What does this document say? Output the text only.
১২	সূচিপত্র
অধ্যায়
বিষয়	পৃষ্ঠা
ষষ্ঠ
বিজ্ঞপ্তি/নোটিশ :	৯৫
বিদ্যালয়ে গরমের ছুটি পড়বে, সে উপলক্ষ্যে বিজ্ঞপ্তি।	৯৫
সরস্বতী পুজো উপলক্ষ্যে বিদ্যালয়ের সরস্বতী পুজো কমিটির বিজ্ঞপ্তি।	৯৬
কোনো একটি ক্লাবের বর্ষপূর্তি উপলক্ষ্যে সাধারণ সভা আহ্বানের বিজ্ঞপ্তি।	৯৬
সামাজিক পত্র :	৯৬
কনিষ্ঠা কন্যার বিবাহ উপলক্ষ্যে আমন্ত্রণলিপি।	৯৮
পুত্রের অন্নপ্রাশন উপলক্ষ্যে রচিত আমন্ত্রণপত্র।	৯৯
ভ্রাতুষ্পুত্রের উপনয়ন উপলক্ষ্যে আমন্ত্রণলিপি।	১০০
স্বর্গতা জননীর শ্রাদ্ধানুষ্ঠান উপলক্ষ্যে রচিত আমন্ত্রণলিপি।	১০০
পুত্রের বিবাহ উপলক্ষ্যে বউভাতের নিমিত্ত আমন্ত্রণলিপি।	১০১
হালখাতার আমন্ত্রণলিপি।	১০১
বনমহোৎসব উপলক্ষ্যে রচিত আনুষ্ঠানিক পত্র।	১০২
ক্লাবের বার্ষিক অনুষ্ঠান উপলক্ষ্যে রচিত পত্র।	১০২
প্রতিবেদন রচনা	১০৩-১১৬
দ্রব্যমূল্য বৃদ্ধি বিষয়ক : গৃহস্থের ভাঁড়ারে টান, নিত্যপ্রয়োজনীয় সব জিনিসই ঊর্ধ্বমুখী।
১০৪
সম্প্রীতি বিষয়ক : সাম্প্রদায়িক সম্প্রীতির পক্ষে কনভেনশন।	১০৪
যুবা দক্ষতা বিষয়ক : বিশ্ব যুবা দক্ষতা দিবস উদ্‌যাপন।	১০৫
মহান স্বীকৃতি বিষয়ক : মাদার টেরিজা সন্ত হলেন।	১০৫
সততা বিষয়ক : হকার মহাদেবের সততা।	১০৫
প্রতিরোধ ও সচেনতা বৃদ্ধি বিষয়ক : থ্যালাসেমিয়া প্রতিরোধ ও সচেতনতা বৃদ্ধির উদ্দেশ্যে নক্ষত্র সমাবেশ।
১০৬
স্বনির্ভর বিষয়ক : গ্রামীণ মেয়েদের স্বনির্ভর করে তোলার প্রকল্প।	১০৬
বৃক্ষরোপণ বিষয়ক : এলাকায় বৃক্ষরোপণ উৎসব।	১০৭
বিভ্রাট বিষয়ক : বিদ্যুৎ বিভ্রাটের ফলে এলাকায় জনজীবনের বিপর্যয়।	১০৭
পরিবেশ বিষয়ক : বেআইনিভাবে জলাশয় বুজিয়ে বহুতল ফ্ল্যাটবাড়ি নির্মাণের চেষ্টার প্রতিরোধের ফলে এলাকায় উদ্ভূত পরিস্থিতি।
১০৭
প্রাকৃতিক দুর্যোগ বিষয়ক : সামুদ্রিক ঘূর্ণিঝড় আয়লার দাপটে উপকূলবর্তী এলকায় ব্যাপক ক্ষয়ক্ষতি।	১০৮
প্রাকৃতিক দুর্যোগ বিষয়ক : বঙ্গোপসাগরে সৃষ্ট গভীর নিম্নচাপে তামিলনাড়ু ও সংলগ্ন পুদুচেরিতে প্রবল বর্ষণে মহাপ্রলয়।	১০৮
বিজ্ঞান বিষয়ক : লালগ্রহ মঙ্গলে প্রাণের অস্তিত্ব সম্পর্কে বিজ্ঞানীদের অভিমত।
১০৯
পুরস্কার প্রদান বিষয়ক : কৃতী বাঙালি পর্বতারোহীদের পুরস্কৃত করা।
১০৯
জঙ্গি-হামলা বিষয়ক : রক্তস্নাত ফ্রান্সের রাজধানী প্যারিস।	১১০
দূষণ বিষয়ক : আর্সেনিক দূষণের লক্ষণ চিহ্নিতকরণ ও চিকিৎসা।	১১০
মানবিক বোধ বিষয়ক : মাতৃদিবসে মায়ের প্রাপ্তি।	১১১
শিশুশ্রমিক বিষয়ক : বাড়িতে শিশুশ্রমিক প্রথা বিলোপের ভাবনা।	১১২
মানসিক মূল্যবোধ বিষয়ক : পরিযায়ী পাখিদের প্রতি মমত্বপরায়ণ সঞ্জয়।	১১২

» **What this task involves**
In the records above, find each line with the word "উপলক" and copy it.

» **Correct answer**
বিদ্যালয়ে গরমের ছুটি পড়বে, সে উপলক্ষ্যে বিজ্ঞপ্তি।	৯৫
সরস্বতী পুজো উপলক্ষ্যে বিদ্যালয়ের সরস্বতী পুজো কমিটির বিজ্ঞপ্তি।	৯৬
কোনো একটি ক্লাবের বর্ষপূর্তি উপলক্ষ্যে সাধারণ সভা আহ্বানের বিজ্ঞপ্তি।	৯৬
কনিষ্ঠা কন্যার বিবাহ উপলক্ষ্যে আমন্ত্রণলিপি।	৯৮
পুত্রের অন্নপ্রাশন উপলক্ষ্যে রচিত আমন্ত্রণপত্র।	৯৯
ভ্রাতুষ্পুত্রের উপনয়ন উপলক্ষ্যে আমন্ত্রণলিপি।	১০০
স্বর্গতা জননীর শ্রাদ্ধানুষ্ঠান উপলক্ষ্যে রচিত আমন্ত্রণলিপি।	১০০
পুত্রের বিবাহ উপলক্ষ্যে বউভাতের নিমিত্ত আমন্ত্রণলিপি।	১০১
বনমহোৎসব উপলক্ষ্যে রচিত আনুষ্ঠানিক পত্র।	১০২
ক্লাবের বার্ষিক অনুষ্ঠান উপলক্ষ্যে রচিত পত্র।	১০২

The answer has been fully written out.